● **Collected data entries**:
========================================================================

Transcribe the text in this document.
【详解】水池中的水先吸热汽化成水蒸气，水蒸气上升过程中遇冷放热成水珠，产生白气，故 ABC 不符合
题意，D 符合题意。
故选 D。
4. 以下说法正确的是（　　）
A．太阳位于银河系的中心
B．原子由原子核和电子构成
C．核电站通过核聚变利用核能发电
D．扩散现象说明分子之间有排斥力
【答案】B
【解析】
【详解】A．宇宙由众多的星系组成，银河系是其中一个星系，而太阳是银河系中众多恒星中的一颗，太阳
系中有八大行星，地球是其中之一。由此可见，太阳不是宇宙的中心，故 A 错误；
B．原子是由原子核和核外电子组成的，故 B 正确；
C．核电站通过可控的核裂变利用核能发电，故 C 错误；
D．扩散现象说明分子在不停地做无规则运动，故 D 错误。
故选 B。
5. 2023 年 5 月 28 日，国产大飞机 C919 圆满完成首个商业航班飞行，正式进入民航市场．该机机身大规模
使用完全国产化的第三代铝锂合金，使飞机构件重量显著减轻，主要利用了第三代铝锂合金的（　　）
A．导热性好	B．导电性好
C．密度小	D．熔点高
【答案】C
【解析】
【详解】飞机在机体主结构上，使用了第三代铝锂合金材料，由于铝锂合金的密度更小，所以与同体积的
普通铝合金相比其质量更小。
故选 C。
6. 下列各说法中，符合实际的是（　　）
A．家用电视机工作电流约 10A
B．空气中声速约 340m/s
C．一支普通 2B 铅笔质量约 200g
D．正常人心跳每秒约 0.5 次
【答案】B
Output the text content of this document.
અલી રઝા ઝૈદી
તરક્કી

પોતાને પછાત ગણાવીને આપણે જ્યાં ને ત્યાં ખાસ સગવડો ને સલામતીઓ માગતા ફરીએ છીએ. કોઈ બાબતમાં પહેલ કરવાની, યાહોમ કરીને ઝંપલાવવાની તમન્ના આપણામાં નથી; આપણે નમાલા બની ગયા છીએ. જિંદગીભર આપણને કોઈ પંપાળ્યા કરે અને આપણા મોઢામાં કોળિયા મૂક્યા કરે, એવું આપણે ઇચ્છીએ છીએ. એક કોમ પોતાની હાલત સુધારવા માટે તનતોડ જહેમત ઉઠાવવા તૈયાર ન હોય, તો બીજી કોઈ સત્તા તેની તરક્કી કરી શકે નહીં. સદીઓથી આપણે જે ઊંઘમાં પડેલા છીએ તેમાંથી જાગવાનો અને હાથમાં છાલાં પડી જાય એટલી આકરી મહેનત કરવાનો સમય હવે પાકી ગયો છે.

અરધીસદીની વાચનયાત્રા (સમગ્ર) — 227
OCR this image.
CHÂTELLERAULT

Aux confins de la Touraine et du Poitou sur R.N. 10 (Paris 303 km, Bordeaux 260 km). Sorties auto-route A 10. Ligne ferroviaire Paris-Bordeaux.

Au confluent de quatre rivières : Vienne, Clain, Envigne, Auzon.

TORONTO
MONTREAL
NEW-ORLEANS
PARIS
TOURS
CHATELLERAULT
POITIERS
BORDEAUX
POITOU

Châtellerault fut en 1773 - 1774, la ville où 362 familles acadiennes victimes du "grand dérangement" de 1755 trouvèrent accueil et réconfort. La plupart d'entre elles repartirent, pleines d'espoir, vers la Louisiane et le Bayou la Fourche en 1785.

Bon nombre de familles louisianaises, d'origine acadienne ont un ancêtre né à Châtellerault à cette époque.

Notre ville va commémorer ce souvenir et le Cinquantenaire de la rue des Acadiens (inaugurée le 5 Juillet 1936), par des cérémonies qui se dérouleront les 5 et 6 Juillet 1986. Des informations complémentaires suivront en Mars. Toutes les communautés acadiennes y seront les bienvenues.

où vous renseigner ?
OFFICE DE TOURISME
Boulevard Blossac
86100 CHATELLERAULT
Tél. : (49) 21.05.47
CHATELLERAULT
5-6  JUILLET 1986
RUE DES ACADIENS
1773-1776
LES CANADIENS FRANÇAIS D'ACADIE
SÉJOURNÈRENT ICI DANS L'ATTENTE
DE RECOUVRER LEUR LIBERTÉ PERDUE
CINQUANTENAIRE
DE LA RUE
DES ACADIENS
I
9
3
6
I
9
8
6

========================================================================

Find each line holding the string "text" and copy it out.

● **TASK RESULT**:
Transcribe the text in this document.
Output the text content of this document.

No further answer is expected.